### EXERCISE
Copy the data that follows, character for character, minus the pictures.

[Collected data entries]
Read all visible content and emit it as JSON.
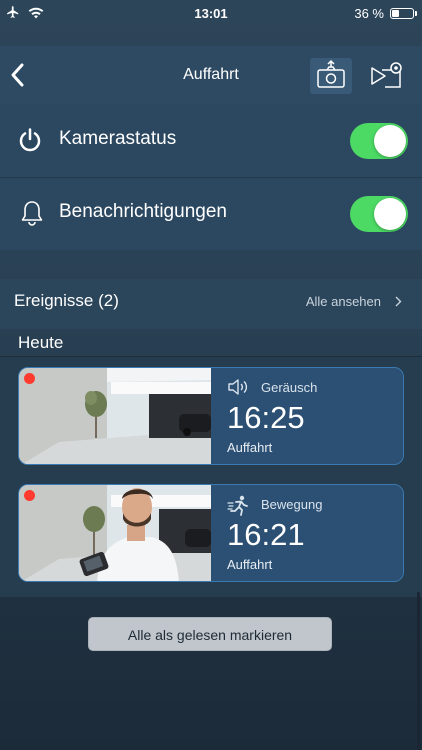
{
  "status_bar": {
    "time": "13:01",
    "battery": "36 %",
    "battery_level": 0.36
  },
  "navbar": {
    "title": "Auffahrt",
    "icons": [
      "back-chevron-icon",
      "snapshot-camera-icon",
      "video-settings-icon"
    ]
  },
  "toggles": [
    {
      "label": "Kamerastatus",
      "icon": "power-icon",
      "on": true
    },
    {
      "label": "Benachrichtigungen",
      "icon": "bell-icon",
      "on": true
    }
  ],
  "events": {
    "title": "Ereignisse (2)",
    "view_all": "Alle ansehen",
    "group_label": "Heute",
    "items": [
      {
        "type": "Geräusch",
        "icon": "speaker-icon",
        "time": "16:25",
        "location": "Auffahrt",
        "unread": true
      },
      {
        "type": "Bewegung",
        "icon": "running-person-icon",
        "time": "16:21",
        "location": "Auffahrt",
        "unread": true
      }
    ]
  },
  "mark_all_read": "Alle als gelesen markieren",
  "colors": {
    "toggle_on": "#4cd964",
    "card_border": "#3a7bb3",
    "unread_dot": "#ff3b30"
  }
}
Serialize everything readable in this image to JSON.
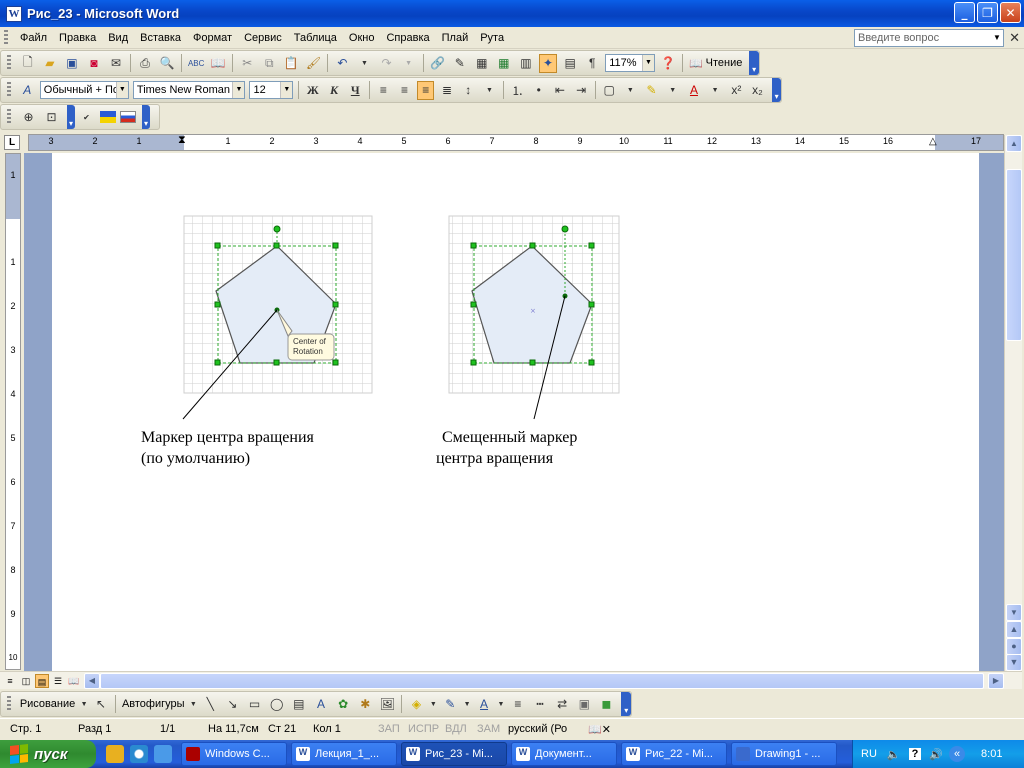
{
  "window": {
    "title": "Рис_23 - Microsoft Word",
    "app_icon_letter": "W"
  },
  "menu": {
    "items": [
      "Файл",
      "Правка",
      "Вид",
      "Вставка",
      "Формат",
      "Сервис",
      "Таблица",
      "Окно",
      "Справка",
      "Плай",
      "Рута"
    ],
    "help_placeholder": "Введите вопрос"
  },
  "standard_toolbar": {
    "zoom": "117%",
    "read_label": "Чтение"
  },
  "format_toolbar": {
    "style": "Обычный + По г",
    "font": "Times New Roman",
    "size": "12",
    "bold": "Ж",
    "italic": "К",
    "underline": "Ч"
  },
  "ruler": {
    "numbers": [
      "3",
      "2",
      "1",
      "1",
      "2",
      "3",
      "4",
      "5",
      "6",
      "7",
      "8",
      "9",
      "10",
      "11",
      "12",
      "13",
      "14",
      "15",
      "16",
      "17"
    ]
  },
  "vruler": {
    "numbers": [
      "1",
      "1",
      "2",
      "3",
      "4",
      "5",
      "6",
      "7",
      "8",
      "9",
      "10"
    ]
  },
  "document": {
    "callout_text_line1": "Center of",
    "callout_text_line2": "Rotation",
    "left_caption_line1": "Маркер центра вращения",
    "left_caption_line2": "(по умолчанию)",
    "right_caption_line1": "Смещенный маркер",
    "right_caption_line2": "центра вращения"
  },
  "drawing_toolbar": {
    "draw_label": "Рисование",
    "autoshapes_label": "Автофигуры"
  },
  "status": {
    "page": "Стр. 1",
    "section": "Разд 1",
    "pages": "1/1",
    "at": "На 11,7см",
    "line": "Ст 21",
    "col": "Кол 1",
    "rec": "ЗАП",
    "trk": "ИСПР",
    "ext": "ВДЛ",
    "ovr": "ЗАМ",
    "lang": "русский (Ро"
  },
  "taskbar": {
    "start_label": "пуск",
    "tasks": [
      "Windows C...",
      "Лекция_1_...",
      "Рис_23 - Mi...",
      "Документ...",
      "Рис_22 - Mi...",
      "Drawing1 - ..."
    ],
    "lang": "RU",
    "clock": "8:01"
  }
}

### RIGHT ANSWER
Read all visible content and emit it as JSON.
{
  "status_bar": {
    "time": "13:01",
    "battery": "36 %",
    "battery_level": 0.36
  },
  "navbar": {
    "title": "Auffahrt",
    "icons": [
      "back-chevron-icon",
      "snapshot-camera-icon",
      "video-settings-icon"
    ]
  },
  "toggles": [
    {
      "label": "Kamerastatus",
      "icon": "power-icon",
      "on": true
    },
    {
      "label": "Benachrichtigungen",
      "icon": "bell-icon",
      "on": true
    }
  ],
  "events": {
    "title": "Ereignisse (2)",
    "view_all": "Alle ansehen",
    "group_label": "Heute",
    "items": [
      {
        "type": "Geräusch",
        "icon": "speaker-icon",
        "time": "16:25",
        "location": "Auffahrt",
        "unread": true
      },
      {
        "type": "Bewegung",
        "icon": "running-person-icon",
        "time": "16:21",
        "location": "Auffahrt",
        "unread": true
      }
    ]
  },
  "mark_all_read": "Alle als gelesen markieren",
  "colors": {
    "toggle_on": "#4cd964",
    "card_border": "#3a7bb3",
    "unread_dot": "#ff3b30"
  }
}
Serialize everything readable in this image to JSON.
{
  "window": {
    "title": "Рис_23 - Microsoft Word",
    "app_icon_letter": "W"
  },
  "menu": {
    "items": [
      "Файл",
      "Правка",
      "Вид",
      "Вставка",
      "Формат",
      "Сервис",
      "Таблица",
      "Окно",
      "Справка",
      "Плай",
      "Рута"
    ],
    "help_placeholder": "Введите вопрос"
  },
  "standard_toolbar": {
    "zoom": "117%",
    "read_label": "Чтение"
  },
  "format_toolbar": {
    "style": "Обычный + По г",
    "font": "Times New Roman",
    "size": "12",
    "bold": "Ж",
    "italic": "К",
    "underline": "Ч"
  },
  "ruler": {
    "numbers": [
      "3",
      "2",
      "1",
      "1",
      "2",
      "3",
      "4",
      "5",
      "6",
      "7",
      "8",
      "9",
      "10",
      "11",
      "12",
      "13",
      "14",
      "15",
      "16",
      "17"
    ]
  },
  "vruler": {
    "numbers": [
      "1",
      "1",
      "2",
      "3",
      "4",
      "5",
      "6",
      "7",
      "8",
      "9",
      "10"
    ]
  },
  "document": {
    "callout_text_line1": "Center of",
    "callout_text_line2": "Rotation",
    "left_caption_line1": "Маркер центра вращения",
    "left_caption_line2": "(по умолчанию)",
    "right_caption_line1": "Смещенный маркер",
    "right_caption_line2": "центра вращения"
  },
  "drawing_toolbar": {
    "draw_label": "Рисование",
    "autoshapes_label": "Автофигуры"
  },
  "status": {
    "page": "Стр. 1",
    "section": "Разд 1",
    "pages": "1/1",
    "at": "На 11,7см",
    "line": "Ст 21",
    "col": "Кол 1",
    "rec": "ЗАП",
    "trk": "ИСПР",
    "ext": "ВДЛ",
    "ovr": "ЗАМ",
    "lang": "русский (Ро"
  },
  "taskbar": {
    "start_label": "пуск",
    "tasks": [
      "Windows C...",
      "Лекция_1_...",
      "Рис_23 - Mi...",
      "Документ...",
      "Рис_22 - Mi...",
      "Drawing1 - ..."
    ],
    "lang": "RU",
    "clock": "8:01"
  }
}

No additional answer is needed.